● EXCERTO DO DOCUMENTO
O Pacense
sábado, dezembro 30, 2006
  Fim de Ano

O ano está a findar e é-nos agora dito que doravante passaremos a servir de exemplo aos novos aderentes da União Europeia de como não se deverão comportar. De bons alunos nos anos 90 passámos a cábulas, de bestiais passámos a bestas. Coragem. Afinal servimos uma meritória função de carácter pedagógico. E se assim é somos úteis, e ser útil não é nenhuma desgraça. E já lá diz o faducho que não é desgraça ser pobre.
Pobretes mas alegretes. Viram os níveis de consumo verificados neste período natalício? Gastaram-se milhões e milhões em prendas, trocaram-se milhões e milhões de mensagens via telemóvel. Que outro povo, sim, que outro povo seria capaz de tanta generosidade, de tanta solidariedade, de demonstrar tal espírito natalício em tempos de crise? Nenhum, estou em crer. Não há dúvida que somos únicos.
Faz alguns anos ouvi ao então primeiro-ministro António Guterres, numa cerimónia pública realizada no Auditório dos Serviços Comuns do Instituto Politécnico de Beja, um veemente discurso sobre os destinos pátrios: dizia ele, e que bem que ele falava, que havíamos tido duas oportunidades no nosso já longo e glorioso passado, duas oportunidades de nos desenvolvermos economicamente, de largarmos esta carepa de miséria ancestral, quais foram o que ele denominou por ciclo da pimenta e ciclo do ouro brasileiro: ambas se goraram. Dispúnhamos agora de uma terceira e talvez derradeira oportunidade, a dos fundos comunitários. Agora não podíamos falhar, tal seria imperdoável. Pois daí a tempos, não muitos, o homem foi-se embora e deixou a tarefa por cumprir. Acho que nunca lhe irei perdoar.

● DADOS FORNECIDOS
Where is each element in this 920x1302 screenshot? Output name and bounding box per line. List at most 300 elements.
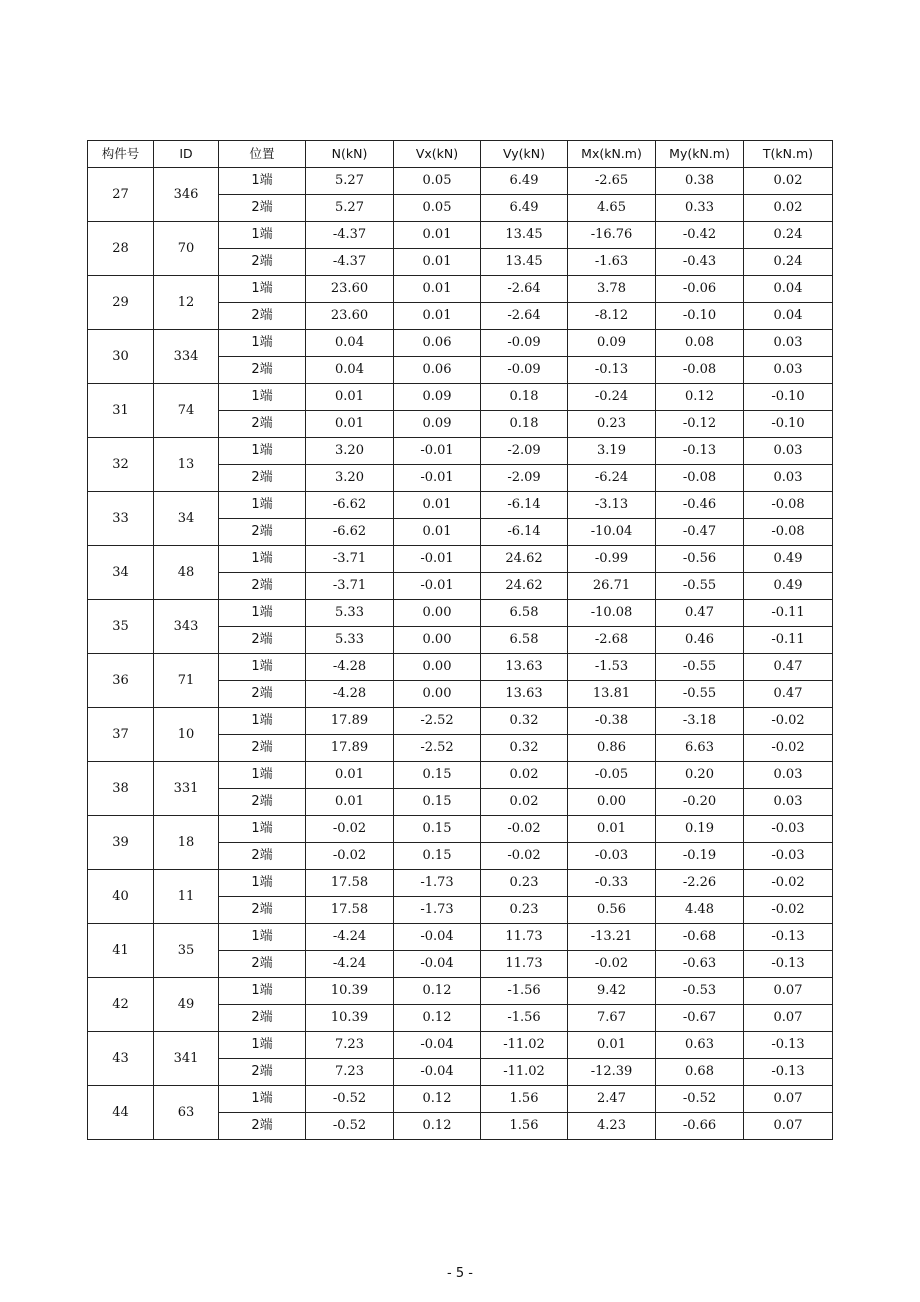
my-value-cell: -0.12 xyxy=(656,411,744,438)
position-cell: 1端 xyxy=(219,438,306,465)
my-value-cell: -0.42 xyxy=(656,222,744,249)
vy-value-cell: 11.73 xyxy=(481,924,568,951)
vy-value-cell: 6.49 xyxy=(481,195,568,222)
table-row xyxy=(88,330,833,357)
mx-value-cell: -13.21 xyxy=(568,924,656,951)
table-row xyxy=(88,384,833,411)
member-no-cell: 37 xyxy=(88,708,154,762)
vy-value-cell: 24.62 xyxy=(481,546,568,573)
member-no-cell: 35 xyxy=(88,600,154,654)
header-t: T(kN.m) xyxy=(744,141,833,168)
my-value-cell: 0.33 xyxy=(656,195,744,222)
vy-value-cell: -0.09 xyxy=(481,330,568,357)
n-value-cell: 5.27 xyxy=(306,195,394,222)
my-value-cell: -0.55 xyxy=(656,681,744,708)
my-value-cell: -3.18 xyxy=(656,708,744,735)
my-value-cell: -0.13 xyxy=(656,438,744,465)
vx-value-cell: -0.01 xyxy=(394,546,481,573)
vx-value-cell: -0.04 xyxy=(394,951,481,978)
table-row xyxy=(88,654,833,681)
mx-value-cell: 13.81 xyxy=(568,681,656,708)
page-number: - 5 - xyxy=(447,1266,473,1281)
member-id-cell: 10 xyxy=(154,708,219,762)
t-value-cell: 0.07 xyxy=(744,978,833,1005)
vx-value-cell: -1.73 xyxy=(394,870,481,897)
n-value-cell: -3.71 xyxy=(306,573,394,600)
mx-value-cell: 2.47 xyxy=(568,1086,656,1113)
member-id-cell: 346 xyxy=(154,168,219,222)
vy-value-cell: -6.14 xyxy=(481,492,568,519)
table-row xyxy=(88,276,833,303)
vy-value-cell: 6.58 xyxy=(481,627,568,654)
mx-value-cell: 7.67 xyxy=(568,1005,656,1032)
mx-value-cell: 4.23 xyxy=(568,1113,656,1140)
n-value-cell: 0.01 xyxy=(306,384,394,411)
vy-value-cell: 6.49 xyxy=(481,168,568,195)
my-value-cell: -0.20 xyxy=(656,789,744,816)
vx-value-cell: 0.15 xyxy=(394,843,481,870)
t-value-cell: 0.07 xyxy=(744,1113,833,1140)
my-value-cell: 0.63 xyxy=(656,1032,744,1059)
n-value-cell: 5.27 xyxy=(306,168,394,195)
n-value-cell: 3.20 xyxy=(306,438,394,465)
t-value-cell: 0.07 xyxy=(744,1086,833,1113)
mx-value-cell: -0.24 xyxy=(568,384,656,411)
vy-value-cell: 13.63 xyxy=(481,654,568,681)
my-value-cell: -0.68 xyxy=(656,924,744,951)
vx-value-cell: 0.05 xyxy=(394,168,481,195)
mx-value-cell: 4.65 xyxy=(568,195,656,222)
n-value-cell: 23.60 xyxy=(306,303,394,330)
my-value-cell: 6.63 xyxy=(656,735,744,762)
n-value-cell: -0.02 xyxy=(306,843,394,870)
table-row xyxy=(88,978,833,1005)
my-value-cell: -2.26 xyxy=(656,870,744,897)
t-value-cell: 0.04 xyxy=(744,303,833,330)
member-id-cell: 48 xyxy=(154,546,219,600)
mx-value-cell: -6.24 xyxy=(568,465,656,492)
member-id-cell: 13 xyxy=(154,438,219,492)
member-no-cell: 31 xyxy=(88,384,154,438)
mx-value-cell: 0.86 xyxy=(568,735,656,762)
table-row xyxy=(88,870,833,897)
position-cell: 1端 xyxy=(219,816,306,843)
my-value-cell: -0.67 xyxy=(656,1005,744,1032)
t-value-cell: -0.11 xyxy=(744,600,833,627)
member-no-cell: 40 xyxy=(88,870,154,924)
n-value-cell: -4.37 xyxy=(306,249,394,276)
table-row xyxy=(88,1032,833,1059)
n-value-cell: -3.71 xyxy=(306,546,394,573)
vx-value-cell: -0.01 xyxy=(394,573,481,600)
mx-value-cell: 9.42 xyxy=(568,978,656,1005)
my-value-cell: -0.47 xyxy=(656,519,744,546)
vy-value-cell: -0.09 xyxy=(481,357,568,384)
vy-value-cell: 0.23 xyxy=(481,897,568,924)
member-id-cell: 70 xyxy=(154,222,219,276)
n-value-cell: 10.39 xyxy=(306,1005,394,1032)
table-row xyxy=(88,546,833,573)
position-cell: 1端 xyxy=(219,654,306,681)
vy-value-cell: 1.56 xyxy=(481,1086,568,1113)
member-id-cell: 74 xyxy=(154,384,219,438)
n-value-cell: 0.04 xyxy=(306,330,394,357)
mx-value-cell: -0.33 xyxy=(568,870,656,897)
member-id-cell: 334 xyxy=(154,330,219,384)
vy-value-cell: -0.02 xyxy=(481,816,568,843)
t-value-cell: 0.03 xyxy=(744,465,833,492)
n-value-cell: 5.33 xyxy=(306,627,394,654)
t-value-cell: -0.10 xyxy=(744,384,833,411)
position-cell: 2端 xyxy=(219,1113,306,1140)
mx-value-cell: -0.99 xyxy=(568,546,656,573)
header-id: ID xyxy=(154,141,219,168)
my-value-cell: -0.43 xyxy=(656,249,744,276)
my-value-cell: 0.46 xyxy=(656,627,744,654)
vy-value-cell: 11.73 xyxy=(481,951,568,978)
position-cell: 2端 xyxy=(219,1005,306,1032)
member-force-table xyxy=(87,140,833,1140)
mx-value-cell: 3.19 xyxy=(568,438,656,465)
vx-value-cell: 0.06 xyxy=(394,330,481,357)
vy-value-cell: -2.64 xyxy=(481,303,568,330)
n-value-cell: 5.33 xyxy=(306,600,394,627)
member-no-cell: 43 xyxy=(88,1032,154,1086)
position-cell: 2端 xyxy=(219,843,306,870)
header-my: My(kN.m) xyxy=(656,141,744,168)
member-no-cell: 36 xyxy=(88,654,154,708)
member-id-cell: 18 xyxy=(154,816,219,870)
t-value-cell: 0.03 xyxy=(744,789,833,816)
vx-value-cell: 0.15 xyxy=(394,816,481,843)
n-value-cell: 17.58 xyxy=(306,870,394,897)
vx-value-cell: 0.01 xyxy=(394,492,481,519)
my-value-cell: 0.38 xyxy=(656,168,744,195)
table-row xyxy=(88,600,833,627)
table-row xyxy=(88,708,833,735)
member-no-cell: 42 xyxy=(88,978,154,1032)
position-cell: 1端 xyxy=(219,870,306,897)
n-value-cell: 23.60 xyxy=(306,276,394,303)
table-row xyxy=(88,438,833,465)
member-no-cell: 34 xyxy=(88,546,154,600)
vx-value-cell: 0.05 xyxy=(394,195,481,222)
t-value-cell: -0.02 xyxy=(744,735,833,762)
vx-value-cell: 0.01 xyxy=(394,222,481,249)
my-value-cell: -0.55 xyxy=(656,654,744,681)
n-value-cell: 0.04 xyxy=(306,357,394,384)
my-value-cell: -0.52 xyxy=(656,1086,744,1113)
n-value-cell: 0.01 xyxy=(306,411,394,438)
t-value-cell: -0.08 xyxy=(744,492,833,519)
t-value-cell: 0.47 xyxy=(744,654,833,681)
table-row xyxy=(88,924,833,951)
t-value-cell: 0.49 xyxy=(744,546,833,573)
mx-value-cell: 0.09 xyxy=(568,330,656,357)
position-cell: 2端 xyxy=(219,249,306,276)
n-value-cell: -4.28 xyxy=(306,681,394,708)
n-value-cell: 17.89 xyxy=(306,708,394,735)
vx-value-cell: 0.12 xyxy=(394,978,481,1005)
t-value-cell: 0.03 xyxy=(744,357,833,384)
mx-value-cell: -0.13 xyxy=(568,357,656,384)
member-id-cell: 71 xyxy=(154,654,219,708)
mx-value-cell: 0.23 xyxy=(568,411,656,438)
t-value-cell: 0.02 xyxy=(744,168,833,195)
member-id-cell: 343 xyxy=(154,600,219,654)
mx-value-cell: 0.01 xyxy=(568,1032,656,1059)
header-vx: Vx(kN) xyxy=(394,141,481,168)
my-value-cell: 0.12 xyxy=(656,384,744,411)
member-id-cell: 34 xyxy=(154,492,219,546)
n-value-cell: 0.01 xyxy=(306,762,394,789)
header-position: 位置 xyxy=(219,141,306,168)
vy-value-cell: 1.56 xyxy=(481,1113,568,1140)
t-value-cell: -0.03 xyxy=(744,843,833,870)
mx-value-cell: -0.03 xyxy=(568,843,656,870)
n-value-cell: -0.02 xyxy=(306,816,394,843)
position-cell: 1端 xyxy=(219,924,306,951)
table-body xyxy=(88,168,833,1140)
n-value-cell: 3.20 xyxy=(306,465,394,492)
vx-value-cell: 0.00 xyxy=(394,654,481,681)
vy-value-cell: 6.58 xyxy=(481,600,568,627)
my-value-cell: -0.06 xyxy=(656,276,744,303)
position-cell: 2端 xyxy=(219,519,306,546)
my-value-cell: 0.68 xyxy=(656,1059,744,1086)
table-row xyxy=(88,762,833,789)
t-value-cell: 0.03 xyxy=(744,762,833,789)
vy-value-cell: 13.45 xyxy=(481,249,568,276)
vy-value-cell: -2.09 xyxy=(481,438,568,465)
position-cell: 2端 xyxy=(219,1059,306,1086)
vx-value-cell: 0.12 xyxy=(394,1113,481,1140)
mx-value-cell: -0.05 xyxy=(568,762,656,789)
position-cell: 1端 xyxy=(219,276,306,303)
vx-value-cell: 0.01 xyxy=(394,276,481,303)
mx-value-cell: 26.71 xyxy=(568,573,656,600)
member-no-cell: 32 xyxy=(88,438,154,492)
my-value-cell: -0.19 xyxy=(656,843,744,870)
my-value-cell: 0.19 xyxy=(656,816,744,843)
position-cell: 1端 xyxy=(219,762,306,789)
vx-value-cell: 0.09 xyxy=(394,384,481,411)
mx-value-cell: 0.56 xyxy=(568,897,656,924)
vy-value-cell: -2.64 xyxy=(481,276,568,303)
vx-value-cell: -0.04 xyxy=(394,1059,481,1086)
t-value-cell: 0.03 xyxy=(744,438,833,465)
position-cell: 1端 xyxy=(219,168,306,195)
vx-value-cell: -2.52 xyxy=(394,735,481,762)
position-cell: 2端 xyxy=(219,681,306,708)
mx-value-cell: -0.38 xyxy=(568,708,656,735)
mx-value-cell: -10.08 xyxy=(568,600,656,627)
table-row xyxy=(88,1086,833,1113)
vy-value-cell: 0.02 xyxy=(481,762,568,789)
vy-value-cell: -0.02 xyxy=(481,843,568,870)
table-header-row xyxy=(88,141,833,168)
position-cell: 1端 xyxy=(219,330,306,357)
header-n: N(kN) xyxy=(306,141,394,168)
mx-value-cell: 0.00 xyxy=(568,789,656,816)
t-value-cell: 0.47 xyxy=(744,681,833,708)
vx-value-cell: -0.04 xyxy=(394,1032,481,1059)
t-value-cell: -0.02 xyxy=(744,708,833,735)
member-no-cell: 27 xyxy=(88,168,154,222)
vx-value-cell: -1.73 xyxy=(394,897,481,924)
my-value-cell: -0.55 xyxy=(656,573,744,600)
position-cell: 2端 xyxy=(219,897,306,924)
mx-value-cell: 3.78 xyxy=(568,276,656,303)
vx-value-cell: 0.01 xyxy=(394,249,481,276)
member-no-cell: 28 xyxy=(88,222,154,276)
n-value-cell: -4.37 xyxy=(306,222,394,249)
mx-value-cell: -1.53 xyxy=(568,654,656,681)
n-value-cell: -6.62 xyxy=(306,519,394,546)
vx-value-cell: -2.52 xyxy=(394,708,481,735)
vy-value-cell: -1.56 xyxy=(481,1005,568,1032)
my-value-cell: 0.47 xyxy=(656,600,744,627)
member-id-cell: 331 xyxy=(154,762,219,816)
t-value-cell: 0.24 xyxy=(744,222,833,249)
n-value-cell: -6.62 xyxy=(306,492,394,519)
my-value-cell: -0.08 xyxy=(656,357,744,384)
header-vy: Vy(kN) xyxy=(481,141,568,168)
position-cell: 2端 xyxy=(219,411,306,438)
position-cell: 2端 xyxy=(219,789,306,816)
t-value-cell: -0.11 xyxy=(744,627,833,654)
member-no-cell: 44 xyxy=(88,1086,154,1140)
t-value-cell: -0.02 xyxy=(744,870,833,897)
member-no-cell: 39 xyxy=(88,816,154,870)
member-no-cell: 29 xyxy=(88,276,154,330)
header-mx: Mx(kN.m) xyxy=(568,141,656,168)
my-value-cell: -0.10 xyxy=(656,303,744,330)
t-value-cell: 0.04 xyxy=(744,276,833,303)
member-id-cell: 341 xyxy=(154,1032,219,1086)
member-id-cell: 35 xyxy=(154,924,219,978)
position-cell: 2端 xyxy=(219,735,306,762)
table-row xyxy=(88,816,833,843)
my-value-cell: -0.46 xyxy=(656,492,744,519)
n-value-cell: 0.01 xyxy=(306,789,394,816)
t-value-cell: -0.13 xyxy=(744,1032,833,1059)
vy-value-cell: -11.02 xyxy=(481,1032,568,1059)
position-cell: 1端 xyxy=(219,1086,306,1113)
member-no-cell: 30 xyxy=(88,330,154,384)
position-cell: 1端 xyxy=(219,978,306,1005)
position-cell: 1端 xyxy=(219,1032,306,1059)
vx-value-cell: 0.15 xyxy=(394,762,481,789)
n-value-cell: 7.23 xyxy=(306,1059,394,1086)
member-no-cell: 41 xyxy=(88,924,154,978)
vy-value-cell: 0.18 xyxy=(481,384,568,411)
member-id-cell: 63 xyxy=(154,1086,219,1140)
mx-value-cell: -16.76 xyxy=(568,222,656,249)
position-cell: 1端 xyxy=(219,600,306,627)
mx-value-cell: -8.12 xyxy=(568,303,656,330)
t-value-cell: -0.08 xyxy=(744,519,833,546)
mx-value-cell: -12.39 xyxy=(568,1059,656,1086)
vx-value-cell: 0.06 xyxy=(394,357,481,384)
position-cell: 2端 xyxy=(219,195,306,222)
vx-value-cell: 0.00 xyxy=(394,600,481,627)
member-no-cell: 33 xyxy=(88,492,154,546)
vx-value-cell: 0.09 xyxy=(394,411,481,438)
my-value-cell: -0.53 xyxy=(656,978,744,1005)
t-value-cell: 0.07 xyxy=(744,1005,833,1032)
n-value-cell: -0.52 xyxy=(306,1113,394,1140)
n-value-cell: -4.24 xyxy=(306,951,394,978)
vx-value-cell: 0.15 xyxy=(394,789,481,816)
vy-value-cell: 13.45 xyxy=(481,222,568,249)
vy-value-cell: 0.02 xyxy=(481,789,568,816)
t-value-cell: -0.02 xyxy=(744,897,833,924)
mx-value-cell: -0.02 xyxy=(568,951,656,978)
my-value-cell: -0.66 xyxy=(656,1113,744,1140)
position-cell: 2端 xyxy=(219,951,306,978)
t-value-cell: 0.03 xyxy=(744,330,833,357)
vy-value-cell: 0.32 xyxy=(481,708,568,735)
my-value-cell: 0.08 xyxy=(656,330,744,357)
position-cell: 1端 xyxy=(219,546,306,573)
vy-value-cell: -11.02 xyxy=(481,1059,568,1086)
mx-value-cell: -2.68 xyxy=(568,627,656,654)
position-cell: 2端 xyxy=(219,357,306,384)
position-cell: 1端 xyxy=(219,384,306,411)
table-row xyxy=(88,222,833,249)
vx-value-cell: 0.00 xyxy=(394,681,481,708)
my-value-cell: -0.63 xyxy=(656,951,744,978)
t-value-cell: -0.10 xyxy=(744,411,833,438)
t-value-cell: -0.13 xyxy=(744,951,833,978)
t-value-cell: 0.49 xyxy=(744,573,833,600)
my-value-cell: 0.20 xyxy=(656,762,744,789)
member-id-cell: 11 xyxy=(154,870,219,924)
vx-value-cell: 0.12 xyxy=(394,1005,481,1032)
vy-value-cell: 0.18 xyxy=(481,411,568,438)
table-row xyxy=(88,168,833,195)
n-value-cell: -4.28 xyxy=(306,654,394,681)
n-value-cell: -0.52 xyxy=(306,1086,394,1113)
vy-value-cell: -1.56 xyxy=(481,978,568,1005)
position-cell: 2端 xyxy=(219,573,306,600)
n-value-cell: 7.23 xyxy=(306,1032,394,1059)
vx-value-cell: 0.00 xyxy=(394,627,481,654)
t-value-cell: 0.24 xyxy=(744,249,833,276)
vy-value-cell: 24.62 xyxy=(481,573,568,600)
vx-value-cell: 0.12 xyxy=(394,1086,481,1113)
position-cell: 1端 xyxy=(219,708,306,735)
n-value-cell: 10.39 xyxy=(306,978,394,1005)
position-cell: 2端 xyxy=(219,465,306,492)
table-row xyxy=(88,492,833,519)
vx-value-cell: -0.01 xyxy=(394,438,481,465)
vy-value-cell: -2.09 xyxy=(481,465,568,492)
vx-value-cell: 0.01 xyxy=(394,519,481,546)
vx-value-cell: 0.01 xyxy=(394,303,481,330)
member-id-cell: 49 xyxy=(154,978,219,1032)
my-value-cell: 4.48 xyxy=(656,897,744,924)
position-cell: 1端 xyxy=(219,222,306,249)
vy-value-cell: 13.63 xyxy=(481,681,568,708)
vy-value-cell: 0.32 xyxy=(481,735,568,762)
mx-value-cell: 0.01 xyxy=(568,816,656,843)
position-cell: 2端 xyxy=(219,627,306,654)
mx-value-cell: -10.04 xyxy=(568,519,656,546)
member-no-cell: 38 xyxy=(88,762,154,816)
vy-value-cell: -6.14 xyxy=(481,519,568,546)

● INSTRUÇÃO
Transcreva sem alterações o trecho do texto sobre o fim de ano que vai de "O ano está a" até "que somos únicos.", incluindo ambos.

● RESULTADO
O ano está a findar e é-nos agora dito que doravante passaremos a servir de exemplo aos novos aderentes da União Europeia de como não se deverão comportar. De bons alunos nos anos 90 passámos a cábulas, de bestiais passámos a bestas. Coragem. Afinal servimos uma meritória função de carácter pedagógico. E se assim é somos úteis, e ser útil não é nenhuma desgraça. E já lá diz o faducho que não é desgraça ser pobre.
Pobretes mas alegretes. Viram os níveis de consumo verificados neste período natalício? Gastaram-se milhões e milhões em prendas, trocaram-se milhões e milhões de mensagens via telemóvel. Que outro povo, sim, que outro povo seria capaz de tanta generosidade, de tanta solidariedade, de demonstrar tal espírito natalício em tempos de crise? Nenhum, estou em crer. Não há dúvida que somos únicos.